[Task to complete]
Make a tally of the lines in the records that include the string "Current", and give only that number.

※

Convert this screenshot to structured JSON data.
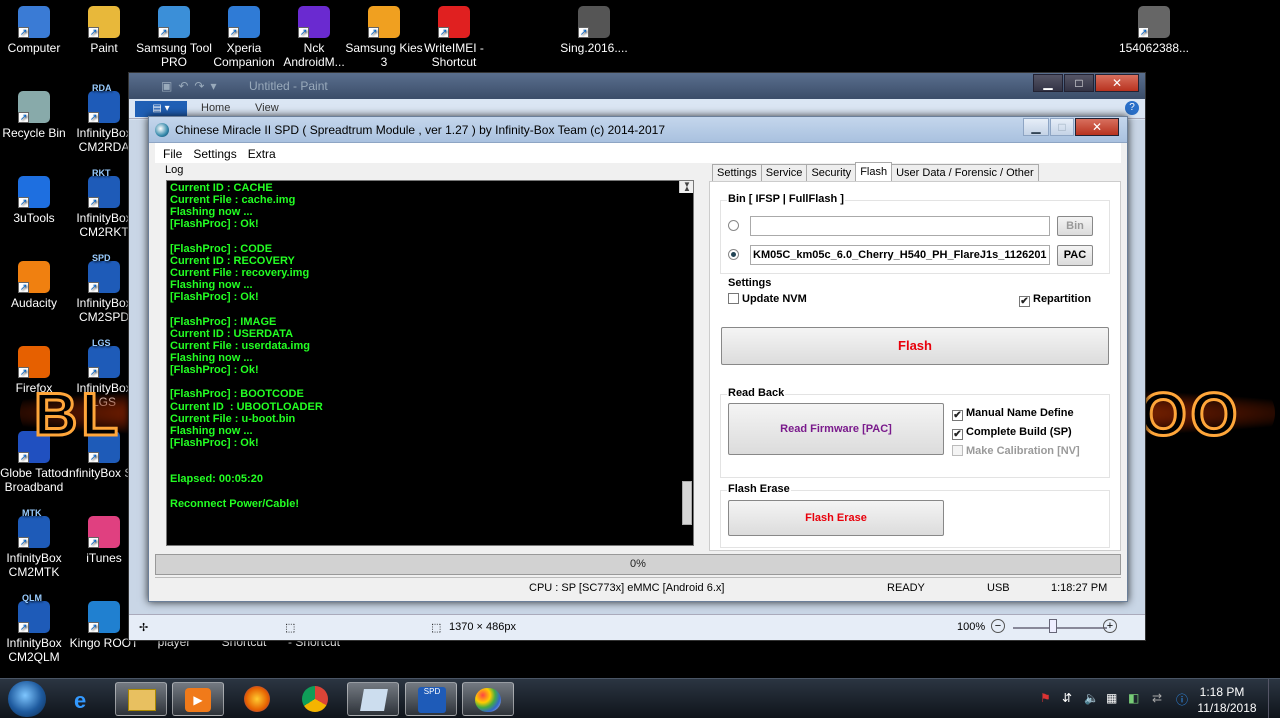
{
  "desktop_icons": [
    {
      "label": "Computer",
      "ic": "computer-icon",
      "color": "#3a7bd5"
    },
    {
      "label": "Paint",
      "ic": "paint-icon",
      "color": "#e8b83a"
    },
    {
      "label": "Samsung Tool PRO",
      "ic": "samsung-tool-icon",
      "color": "#3b8fd8"
    },
    {
      "label": "Xperia Companion",
      "ic": "xperia-icon",
      "color": "#2f7bd6"
    },
    {
      "label": "Nck AndroidM...",
      "ic": "nck-icon",
      "color": "#6a2ad0"
    },
    {
      "label": "Samsung Kies 3",
      "ic": "kies-icon",
      "color": "#f0a020"
    },
    {
      "label": "WriteIMEI - Shortcut",
      "ic": "writeimei-icon",
      "color": "#e02020"
    },
    {
      "label": "Sing.2016....",
      "ic": "video-file-icon",
      "color": "#555"
    },
    {
      "label": "154062388...",
      "ic": "image-file-icon",
      "color": "#666"
    },
    {
      "label": "Recycle Bin",
      "ic": "recycle-bin-icon",
      "color": "#8aa"
    },
    {
      "label": "InfinityBox CM2RDA",
      "ic": "infinitybox-icon",
      "color": "#1e5bb8",
      "badge": "RDA"
    },
    {
      "label": "3uTools",
      "ic": "3utools-icon",
      "color": "#1e6fe0"
    },
    {
      "label": "InfinityBox CM2RKT",
      "ic": "infinitybox-icon",
      "color": "#1e5bb8",
      "badge": "RKT"
    },
    {
      "label": "Audacity",
      "ic": "audacity-icon",
      "color": "#f08010"
    },
    {
      "label": "InfinityBox CM2SPD",
      "ic": "infinitybox-icon",
      "color": "#1e5bb8",
      "badge": "SPD"
    },
    {
      "label": "Firefox",
      "ic": "firefox-icon",
      "color": "#e66000"
    },
    {
      "label": "InfinityBox LGS",
      "ic": "infinitybox-icon",
      "color": "#1e5bb8",
      "badge": "LGS"
    },
    {
      "label": "Globe Tattoo Broadband",
      "ic": "globe-tattoo-icon",
      "color": "#2050c0"
    },
    {
      "label": "InfinityBox SM",
      "ic": "infinitybox-icon",
      "color": "#1e5bb8"
    },
    {
      "label": "InfinityBox CM2MTK",
      "ic": "infinitybox-icon",
      "color": "#1e5bb8",
      "badge": "MTK"
    },
    {
      "label": "iTunes",
      "ic": "itunes-icon",
      "color": "#e04080"
    },
    {
      "label": "InfinityBox CM2QLM",
      "ic": "infinitybox-icon",
      "color": "#1e5bb8",
      "badge": "QLM"
    },
    {
      "label": "Kingo ROOT",
      "ic": "kingo-root-icon",
      "color": "#2080d0"
    },
    {
      "label": "player",
      "ic": "none"
    },
    {
      "label": "Shortcut",
      "ic": "none"
    },
    {
      "label": "- Shortcut",
      "ic": "none"
    }
  ],
  "wallpaper_logo": {
    "left_text": "BL",
    "right_text": "OO"
  },
  "paint": {
    "title": "Untitled - Paint",
    "tabs": [
      "Home",
      "View"
    ],
    "status_size": "1370 × 486px",
    "zoom": "100%",
    "palette": [
      "#000000",
      "#7f7f7f",
      "#880015",
      "#ed1c24",
      "#ff7f27",
      "#fff200",
      "#22b14c",
      "#00a2e8",
      "#3f48cc",
      "#a349a4",
      "#ffffff",
      "#c3c3c3",
      "#b97a57",
      "#ffaec9",
      "#ffc90e"
    ]
  },
  "cm2": {
    "title": "Chinese Miracle II SPD ( Spreadtrum Module , ver 1.27 ) by Infinity-Box Team (c) 2014-2017",
    "menu": [
      "File",
      "Settings",
      "Extra"
    ],
    "log_label": "Log",
    "log_lines": [
      "Current ID : CACHE",
      "Current File : cache.img",
      "Flashing now ...",
      "[FlashProc] : Ok!",
      "",
      "[FlashProc] : CODE",
      "Current ID : RECOVERY",
      "Current File : recovery.img",
      "Flashing now ...",
      "[FlashProc] : Ok!",
      "",
      "[FlashProc] : IMAGE",
      "Current ID : USERDATA",
      "Current File : userdata.img",
      "Flashing now ...",
      "[FlashProc] : Ok!",
      "",
      "[FlashProc] : BOOTCODE",
      "Current ID  : UBOOTLOADER",
      "Current File : u-boot.bin",
      "Flashing now ...",
      "[FlashProc] : Ok!",
      "",
      "",
      "Elapsed: 00:05:20",
      "",
      "Reconnect Power/Cable!"
    ],
    "tabs": [
      "Settings",
      "Service",
      "Security",
      "Flash",
      "User Data / Forensic / Other"
    ],
    "active_tab": "Flash",
    "bin_group": "Bin  [ IFSP | FullFlash ]",
    "bin_value": "",
    "bin_button": "Bin",
    "pac_value": "KM05C_km05c_6.0_Cherry_H540_PH_FlareJ1s_1126201",
    "pac_button": "PAC",
    "settings_group": "Settings",
    "update_nvm": "Update NVM",
    "repartition": "Repartition",
    "flash_button": "Flash",
    "readback_group": "Read Back",
    "read_firmware_button": "Read Firmware [PAC]",
    "manual_name": "Manual Name Define",
    "complete_build": "Complete Build (SP)",
    "make_calibration": "Make Calibration [NV]",
    "erase_group": "Flash Erase",
    "flash_erase_button": "Flash Erase",
    "progress": "0%",
    "status_cpu": "CPU : SP [SC773x] eMMC [Android 6.x]",
    "status_state": "READY",
    "status_port": "USB",
    "status_time": "1:18:27 PM",
    "colors": {
      "flash_red": "#e8000b",
      "readfw_purple": "#7a1a8c",
      "log_green": "#23ff23"
    }
  },
  "taskbar": {
    "time": "1:18 PM",
    "date": "11/18/2018"
  }
}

※

[Full solution]
8